# Work request
Go through the data below and copy each line where the word "rgba" occurs.

[[ Dataset entries open ]]

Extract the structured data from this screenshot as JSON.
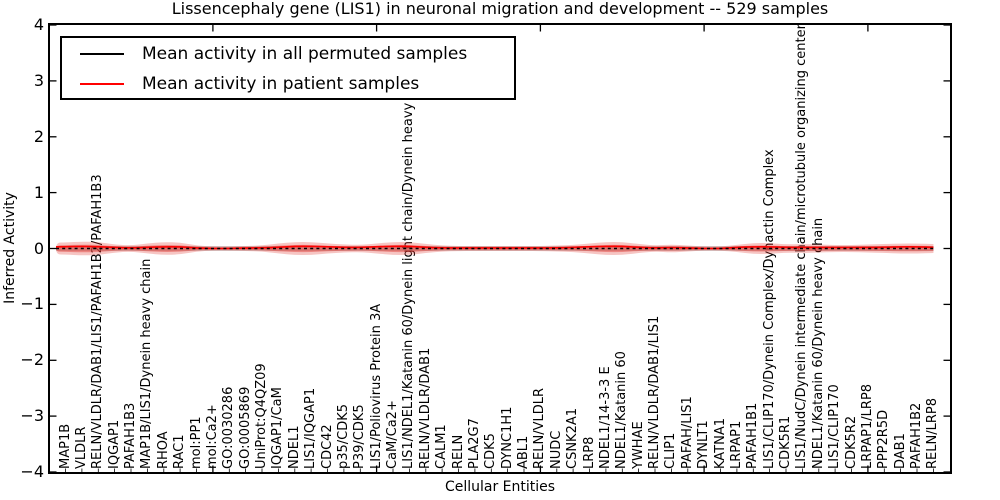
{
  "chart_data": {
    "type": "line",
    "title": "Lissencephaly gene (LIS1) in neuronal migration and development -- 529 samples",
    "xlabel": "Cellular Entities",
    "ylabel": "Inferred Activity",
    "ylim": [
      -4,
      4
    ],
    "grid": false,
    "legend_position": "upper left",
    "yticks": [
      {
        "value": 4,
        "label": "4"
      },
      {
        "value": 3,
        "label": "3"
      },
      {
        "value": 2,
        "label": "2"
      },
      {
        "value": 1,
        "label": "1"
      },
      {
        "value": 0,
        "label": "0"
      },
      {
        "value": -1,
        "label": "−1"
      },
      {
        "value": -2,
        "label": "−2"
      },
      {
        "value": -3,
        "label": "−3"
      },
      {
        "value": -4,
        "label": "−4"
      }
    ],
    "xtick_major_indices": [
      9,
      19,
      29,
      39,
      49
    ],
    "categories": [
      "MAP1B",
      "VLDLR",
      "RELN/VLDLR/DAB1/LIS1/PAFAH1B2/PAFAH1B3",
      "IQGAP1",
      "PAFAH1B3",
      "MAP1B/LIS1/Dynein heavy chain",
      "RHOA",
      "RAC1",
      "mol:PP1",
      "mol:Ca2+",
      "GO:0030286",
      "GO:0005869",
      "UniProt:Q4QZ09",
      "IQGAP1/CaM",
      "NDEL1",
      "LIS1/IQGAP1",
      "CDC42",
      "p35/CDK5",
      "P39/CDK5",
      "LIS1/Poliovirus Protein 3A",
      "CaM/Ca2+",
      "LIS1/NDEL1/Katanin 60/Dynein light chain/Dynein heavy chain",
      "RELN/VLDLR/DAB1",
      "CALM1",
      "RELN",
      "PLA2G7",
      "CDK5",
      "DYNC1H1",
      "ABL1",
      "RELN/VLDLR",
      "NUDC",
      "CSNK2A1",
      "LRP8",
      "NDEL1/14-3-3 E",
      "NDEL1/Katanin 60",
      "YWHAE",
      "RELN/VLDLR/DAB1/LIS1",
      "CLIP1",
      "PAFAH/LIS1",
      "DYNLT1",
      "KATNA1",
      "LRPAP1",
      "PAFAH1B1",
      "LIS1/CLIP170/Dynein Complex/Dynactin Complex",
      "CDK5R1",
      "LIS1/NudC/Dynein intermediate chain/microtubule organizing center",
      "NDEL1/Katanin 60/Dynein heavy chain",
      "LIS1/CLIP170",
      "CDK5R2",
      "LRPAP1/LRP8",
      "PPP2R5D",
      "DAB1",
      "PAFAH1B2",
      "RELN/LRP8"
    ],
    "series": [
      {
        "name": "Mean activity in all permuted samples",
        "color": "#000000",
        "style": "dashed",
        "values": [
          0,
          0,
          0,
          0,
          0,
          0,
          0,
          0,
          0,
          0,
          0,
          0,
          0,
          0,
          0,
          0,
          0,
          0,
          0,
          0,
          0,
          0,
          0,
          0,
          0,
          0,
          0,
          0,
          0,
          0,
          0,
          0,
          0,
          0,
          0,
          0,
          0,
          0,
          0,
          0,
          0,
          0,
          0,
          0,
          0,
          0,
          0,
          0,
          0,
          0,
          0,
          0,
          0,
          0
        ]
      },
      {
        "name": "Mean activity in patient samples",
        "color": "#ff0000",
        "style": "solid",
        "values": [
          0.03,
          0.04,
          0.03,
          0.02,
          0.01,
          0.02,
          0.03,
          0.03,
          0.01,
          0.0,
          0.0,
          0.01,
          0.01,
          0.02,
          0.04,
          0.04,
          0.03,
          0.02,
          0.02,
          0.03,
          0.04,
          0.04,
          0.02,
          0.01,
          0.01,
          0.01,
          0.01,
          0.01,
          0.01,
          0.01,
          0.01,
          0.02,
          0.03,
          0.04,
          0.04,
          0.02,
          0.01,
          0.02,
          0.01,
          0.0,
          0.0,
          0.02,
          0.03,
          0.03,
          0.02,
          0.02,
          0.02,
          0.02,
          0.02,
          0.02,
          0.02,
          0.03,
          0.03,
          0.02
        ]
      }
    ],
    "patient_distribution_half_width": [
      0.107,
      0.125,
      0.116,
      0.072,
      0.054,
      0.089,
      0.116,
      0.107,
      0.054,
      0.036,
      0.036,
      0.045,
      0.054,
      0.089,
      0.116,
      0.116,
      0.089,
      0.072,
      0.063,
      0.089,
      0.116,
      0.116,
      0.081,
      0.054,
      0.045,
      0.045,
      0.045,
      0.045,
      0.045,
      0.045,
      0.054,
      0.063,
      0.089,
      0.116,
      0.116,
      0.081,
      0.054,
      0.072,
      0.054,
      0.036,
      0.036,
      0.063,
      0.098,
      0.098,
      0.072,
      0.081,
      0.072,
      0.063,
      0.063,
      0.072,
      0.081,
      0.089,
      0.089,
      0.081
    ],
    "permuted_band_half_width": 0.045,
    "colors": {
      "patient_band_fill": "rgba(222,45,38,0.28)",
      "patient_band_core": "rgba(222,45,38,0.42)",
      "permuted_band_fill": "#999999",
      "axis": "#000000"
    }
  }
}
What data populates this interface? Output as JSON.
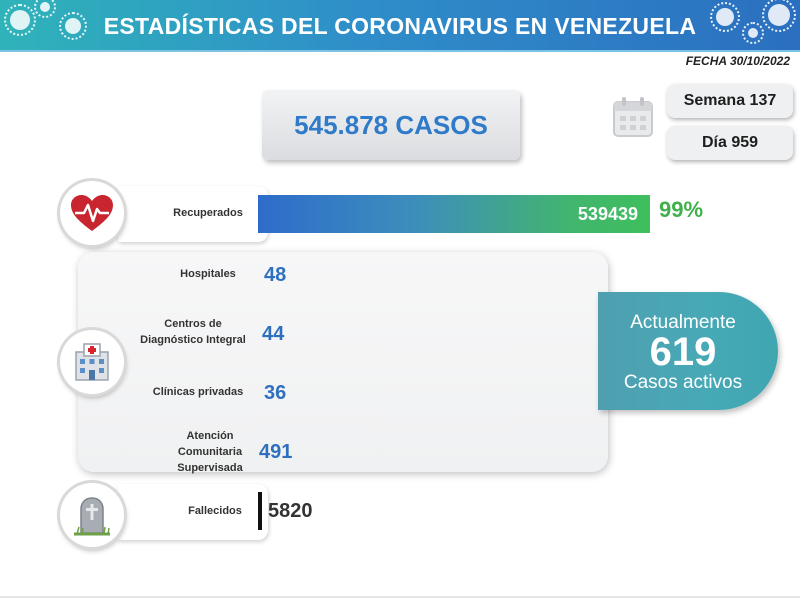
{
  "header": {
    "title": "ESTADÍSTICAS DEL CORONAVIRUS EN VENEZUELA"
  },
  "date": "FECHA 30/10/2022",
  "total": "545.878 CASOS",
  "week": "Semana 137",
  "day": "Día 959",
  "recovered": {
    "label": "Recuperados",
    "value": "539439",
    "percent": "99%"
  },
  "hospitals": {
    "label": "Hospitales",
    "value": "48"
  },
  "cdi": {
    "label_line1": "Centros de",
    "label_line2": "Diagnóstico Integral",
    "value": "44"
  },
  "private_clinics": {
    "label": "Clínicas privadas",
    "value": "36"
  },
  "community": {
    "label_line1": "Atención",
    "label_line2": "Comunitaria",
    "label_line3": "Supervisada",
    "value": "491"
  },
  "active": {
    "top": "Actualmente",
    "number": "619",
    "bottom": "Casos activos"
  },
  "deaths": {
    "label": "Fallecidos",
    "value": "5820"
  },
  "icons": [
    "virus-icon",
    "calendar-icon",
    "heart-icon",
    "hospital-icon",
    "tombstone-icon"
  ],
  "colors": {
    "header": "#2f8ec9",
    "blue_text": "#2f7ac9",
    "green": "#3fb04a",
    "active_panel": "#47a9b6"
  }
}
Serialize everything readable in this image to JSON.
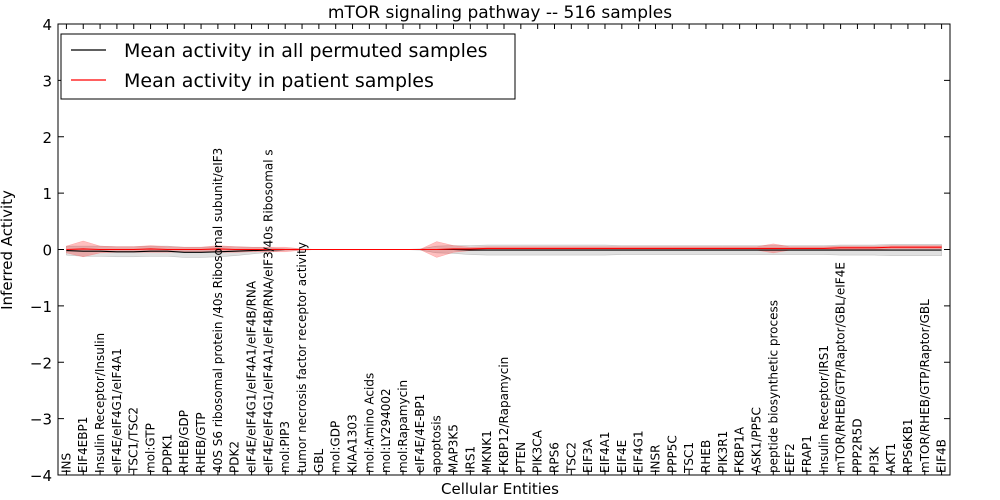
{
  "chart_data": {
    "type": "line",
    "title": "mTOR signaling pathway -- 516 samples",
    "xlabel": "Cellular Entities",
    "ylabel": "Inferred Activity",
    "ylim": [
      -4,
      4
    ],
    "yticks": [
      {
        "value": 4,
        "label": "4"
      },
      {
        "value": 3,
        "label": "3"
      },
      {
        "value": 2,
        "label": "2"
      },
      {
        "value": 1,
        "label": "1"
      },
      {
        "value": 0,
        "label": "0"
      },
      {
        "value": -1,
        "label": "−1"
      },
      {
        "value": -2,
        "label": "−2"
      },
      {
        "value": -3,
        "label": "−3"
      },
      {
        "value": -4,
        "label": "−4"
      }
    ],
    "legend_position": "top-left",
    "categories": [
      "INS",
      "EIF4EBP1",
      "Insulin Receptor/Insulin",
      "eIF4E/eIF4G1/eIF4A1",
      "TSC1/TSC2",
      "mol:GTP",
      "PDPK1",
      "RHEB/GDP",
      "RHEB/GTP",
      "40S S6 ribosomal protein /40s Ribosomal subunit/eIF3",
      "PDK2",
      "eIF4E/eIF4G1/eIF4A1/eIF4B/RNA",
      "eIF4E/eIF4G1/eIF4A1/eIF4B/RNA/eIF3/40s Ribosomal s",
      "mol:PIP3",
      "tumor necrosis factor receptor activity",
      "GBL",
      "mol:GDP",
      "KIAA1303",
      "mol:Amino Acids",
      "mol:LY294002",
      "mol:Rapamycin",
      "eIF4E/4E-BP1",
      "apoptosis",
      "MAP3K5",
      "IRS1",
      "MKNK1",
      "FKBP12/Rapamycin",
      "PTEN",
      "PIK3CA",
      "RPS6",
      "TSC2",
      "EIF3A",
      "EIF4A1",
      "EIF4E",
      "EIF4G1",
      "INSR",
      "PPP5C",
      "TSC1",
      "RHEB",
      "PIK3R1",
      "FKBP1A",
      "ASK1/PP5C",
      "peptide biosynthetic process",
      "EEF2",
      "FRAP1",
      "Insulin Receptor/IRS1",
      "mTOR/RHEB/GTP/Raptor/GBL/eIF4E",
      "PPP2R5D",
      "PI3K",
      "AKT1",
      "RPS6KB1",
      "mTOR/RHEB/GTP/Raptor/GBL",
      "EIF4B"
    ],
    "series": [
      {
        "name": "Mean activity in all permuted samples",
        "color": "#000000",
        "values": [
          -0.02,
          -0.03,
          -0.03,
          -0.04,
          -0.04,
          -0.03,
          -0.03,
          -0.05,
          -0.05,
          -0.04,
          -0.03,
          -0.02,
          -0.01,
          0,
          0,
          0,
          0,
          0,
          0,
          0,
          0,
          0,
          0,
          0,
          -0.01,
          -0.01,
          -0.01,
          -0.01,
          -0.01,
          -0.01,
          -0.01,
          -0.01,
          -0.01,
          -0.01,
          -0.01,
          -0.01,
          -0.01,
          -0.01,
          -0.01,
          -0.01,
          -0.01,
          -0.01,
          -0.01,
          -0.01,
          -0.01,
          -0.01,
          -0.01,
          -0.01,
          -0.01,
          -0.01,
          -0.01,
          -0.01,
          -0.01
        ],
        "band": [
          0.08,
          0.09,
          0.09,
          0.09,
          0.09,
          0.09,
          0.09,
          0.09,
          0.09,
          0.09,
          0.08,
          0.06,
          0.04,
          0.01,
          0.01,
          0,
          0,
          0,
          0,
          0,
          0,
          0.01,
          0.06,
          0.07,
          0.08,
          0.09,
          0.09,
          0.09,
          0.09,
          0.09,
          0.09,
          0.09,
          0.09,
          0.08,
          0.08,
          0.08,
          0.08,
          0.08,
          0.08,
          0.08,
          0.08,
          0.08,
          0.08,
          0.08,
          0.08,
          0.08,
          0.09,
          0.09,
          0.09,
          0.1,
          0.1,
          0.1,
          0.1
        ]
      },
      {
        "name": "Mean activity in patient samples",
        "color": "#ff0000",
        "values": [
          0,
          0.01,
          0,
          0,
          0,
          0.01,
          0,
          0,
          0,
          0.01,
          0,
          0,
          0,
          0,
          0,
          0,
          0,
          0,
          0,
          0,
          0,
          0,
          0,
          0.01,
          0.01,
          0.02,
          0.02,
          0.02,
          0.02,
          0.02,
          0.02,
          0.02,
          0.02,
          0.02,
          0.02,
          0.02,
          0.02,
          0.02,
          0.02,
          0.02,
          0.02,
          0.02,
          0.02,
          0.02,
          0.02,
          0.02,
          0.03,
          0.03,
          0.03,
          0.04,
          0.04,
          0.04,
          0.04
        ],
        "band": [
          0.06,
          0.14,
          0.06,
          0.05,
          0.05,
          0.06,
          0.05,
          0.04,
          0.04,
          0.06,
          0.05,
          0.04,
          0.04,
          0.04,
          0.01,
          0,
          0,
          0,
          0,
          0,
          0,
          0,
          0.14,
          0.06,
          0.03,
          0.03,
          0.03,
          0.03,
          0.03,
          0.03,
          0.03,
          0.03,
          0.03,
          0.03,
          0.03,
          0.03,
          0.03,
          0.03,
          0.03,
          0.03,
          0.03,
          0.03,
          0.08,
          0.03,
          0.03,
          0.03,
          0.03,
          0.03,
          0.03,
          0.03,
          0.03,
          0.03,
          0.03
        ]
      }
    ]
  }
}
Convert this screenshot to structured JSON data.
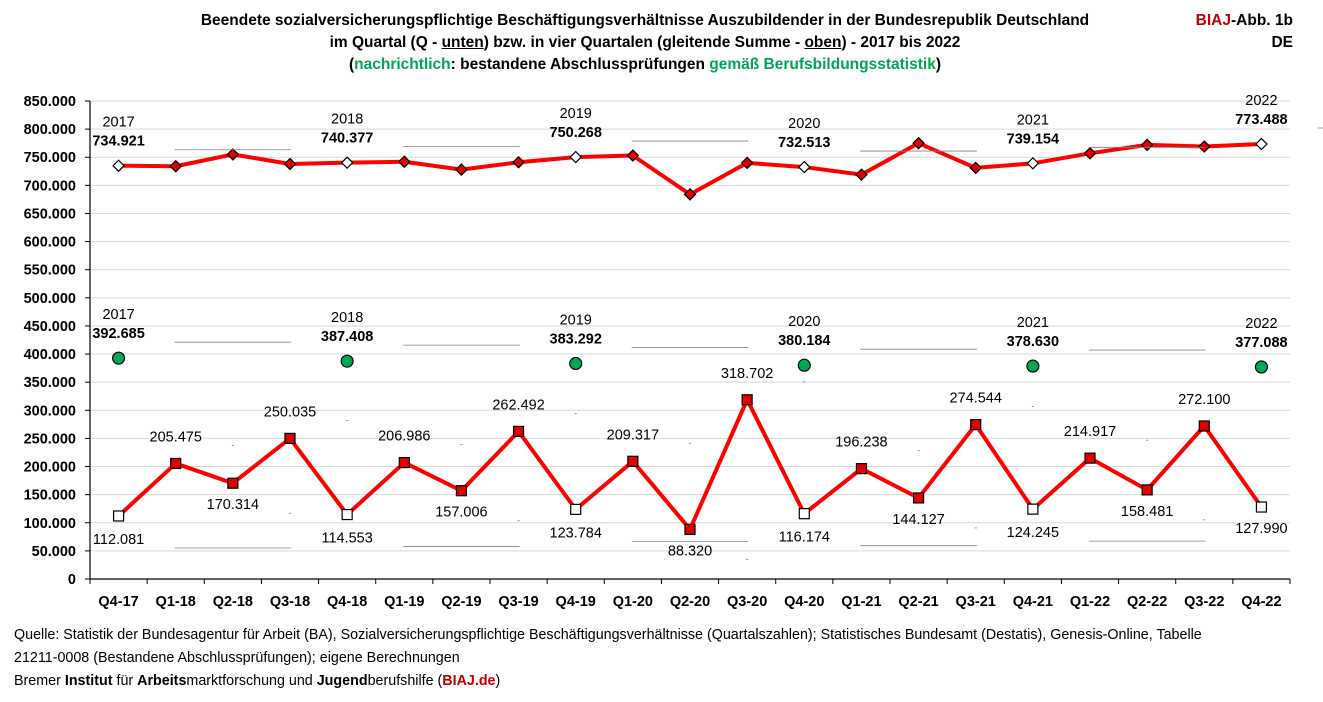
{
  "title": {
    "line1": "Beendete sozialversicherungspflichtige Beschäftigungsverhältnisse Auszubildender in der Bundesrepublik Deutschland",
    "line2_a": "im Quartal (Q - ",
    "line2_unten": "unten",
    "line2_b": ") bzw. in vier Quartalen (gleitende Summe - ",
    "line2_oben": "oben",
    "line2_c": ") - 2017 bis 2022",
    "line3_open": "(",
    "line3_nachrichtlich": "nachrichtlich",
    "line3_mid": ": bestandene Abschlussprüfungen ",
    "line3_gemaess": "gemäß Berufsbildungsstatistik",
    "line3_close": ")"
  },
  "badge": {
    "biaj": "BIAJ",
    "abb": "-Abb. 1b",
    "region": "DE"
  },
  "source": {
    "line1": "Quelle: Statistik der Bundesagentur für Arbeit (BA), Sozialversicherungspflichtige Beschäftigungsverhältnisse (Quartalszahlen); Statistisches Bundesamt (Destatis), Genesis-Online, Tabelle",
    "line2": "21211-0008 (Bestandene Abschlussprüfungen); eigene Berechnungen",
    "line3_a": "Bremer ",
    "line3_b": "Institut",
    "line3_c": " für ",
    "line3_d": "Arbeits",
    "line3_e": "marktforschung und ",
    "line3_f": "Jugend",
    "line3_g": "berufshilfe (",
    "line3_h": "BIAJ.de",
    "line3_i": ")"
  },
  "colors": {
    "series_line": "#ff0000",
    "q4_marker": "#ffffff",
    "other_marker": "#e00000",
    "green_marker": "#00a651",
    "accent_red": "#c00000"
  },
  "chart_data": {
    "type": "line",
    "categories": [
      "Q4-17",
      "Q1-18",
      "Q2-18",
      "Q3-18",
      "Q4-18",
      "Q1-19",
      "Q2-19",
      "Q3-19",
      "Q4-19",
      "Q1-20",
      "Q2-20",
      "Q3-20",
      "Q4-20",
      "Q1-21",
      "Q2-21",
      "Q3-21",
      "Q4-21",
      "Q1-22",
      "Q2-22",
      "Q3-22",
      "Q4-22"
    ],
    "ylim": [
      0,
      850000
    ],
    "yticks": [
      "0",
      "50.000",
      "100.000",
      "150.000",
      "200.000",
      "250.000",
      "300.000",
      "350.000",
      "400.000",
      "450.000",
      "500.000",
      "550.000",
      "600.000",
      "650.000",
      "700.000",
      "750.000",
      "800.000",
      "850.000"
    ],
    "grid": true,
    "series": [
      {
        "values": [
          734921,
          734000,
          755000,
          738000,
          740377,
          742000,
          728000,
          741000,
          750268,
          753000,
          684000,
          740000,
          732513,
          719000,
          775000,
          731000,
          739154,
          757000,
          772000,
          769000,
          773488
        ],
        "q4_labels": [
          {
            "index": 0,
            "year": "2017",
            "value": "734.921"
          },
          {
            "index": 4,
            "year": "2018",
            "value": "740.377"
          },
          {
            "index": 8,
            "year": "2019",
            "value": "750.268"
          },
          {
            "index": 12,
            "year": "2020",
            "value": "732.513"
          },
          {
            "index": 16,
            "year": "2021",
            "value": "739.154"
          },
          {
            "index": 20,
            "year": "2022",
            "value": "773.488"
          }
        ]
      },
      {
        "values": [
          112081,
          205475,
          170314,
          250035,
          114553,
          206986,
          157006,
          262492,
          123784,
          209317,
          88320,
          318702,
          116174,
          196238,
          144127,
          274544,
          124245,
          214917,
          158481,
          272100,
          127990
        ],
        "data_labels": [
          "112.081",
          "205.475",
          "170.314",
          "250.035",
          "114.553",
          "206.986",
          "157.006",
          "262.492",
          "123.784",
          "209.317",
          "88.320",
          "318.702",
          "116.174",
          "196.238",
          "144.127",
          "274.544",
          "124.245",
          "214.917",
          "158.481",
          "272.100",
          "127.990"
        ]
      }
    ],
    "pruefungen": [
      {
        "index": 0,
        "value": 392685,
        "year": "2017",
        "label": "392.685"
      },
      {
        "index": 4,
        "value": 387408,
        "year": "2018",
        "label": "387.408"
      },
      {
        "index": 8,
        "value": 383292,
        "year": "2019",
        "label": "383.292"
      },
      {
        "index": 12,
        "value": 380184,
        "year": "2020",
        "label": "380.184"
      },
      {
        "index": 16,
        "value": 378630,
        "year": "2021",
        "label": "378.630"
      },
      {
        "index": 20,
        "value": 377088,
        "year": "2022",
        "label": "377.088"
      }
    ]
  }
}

[[ Dataset entries closed ]]

# Answer space
      "patient_band_fill": "rgba(222,45,38,0.28)",
      "patient_band_core": "rgba(222,45,38,0.42)",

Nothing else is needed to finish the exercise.